■ Work required ■
Set the listing down again in full, word for word, with the pictures left out.

■ The data ■
▼▼▼
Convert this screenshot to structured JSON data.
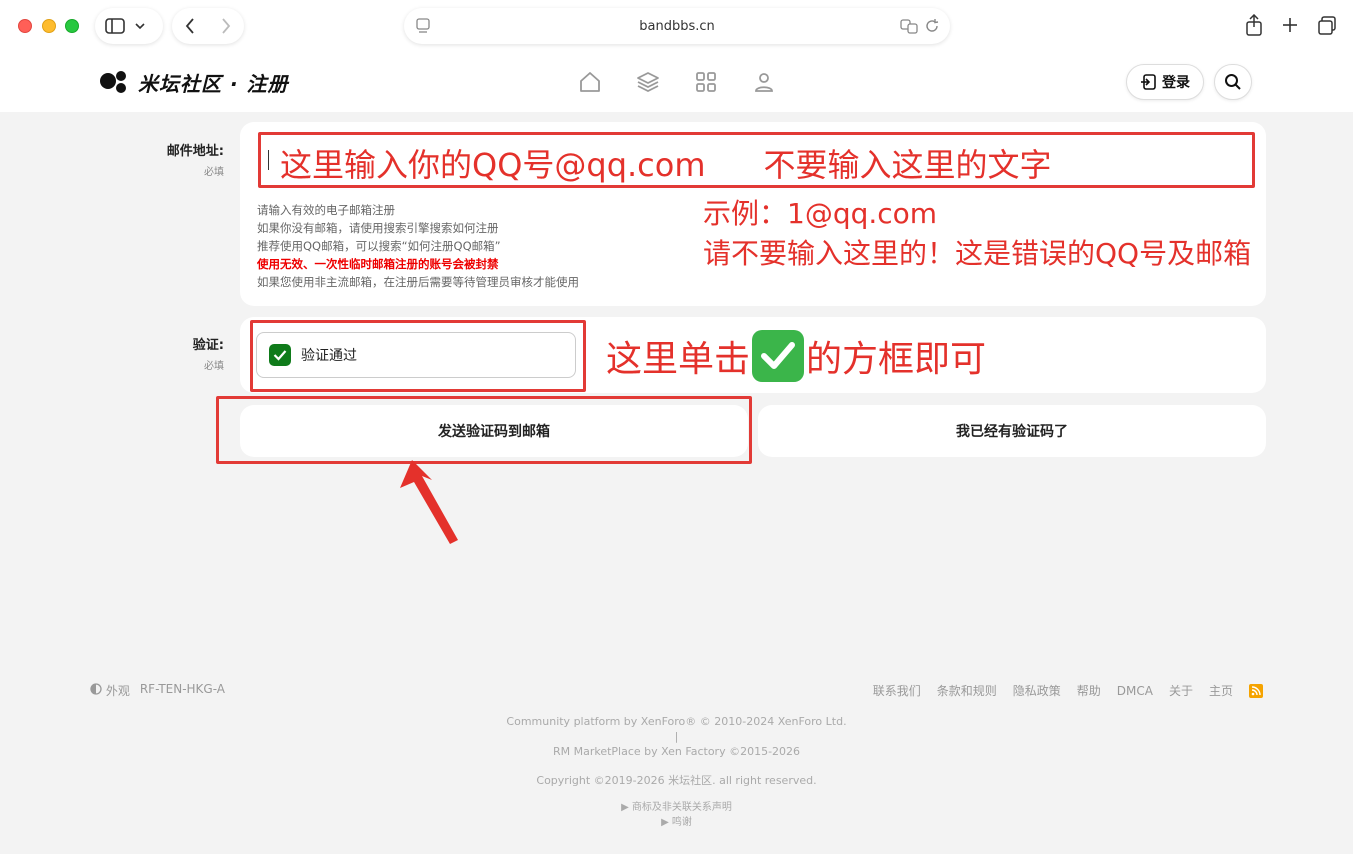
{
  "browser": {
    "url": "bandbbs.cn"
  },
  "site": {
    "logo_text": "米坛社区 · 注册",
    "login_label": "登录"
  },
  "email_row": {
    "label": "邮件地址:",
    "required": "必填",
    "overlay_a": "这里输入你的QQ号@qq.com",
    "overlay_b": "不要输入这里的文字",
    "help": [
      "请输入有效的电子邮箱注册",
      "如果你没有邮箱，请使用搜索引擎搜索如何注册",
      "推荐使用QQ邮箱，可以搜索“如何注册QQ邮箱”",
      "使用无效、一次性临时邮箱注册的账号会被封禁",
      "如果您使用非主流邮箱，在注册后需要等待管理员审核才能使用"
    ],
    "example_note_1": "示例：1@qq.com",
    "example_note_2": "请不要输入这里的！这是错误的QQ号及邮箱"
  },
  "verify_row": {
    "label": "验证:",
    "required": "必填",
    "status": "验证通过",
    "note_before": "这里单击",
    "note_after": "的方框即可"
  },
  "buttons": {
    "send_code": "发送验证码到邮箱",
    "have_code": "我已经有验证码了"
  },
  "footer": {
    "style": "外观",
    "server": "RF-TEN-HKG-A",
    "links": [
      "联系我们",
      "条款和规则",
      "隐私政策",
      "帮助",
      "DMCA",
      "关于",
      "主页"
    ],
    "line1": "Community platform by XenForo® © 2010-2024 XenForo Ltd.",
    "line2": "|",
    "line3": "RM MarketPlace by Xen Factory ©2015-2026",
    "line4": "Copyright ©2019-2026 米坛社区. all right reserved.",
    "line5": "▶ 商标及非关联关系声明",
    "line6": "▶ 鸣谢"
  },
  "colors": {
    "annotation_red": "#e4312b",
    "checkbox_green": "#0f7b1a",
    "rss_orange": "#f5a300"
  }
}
▲▲▲
■ Exercise answer ■
Convert this screenshot to structured JSON data.
{
  "browser": {
    "url": "bandbbs.cn"
  },
  "site": {
    "logo_text": "米坛社区 · 注册",
    "login_label": "登录"
  },
  "email_row": {
    "label": "邮件地址:",
    "required": "必填",
    "overlay_a": "这里输入你的QQ号@qq.com",
    "overlay_b": "不要输入这里的文字",
    "help": [
      "请输入有效的电子邮箱注册",
      "如果你没有邮箱，请使用搜索引擎搜索如何注册",
      "推荐使用QQ邮箱，可以搜索“如何注册QQ邮箱”",
      "使用无效、一次性临时邮箱注册的账号会被封禁",
      "如果您使用非主流邮箱，在注册后需要等待管理员审核才能使用"
    ],
    "example_note_1": "示例：1@qq.com",
    "example_note_2": "请不要输入这里的！这是错误的QQ号及邮箱"
  },
  "verify_row": {
    "label": "验证:",
    "required": "必填",
    "status": "验证通过",
    "note_before": "这里单击",
    "note_after": "的方框即可"
  },
  "buttons": {
    "send_code": "发送验证码到邮箱",
    "have_code": "我已经有验证码了"
  },
  "footer": {
    "style": "外观",
    "server": "RF-TEN-HKG-A",
    "links": [
      "联系我们",
      "条款和规则",
      "隐私政策",
      "帮助",
      "DMCA",
      "关于",
      "主页"
    ],
    "line1": "Community platform by XenForo® © 2010-2024 XenForo Ltd.",
    "line2": "|",
    "line3": "RM MarketPlace by Xen Factory ©2015-2026",
    "line4": "Copyright ©2019-2026 米坛社区. all right reserved.",
    "line5": "▶ 商标及非关联关系声明",
    "line6": "▶ 鸣谢"
  },
  "colors": {
    "annotation_red": "#e4312b",
    "checkbox_green": "#0f7b1a",
    "rss_orange": "#f5a300"
  }
}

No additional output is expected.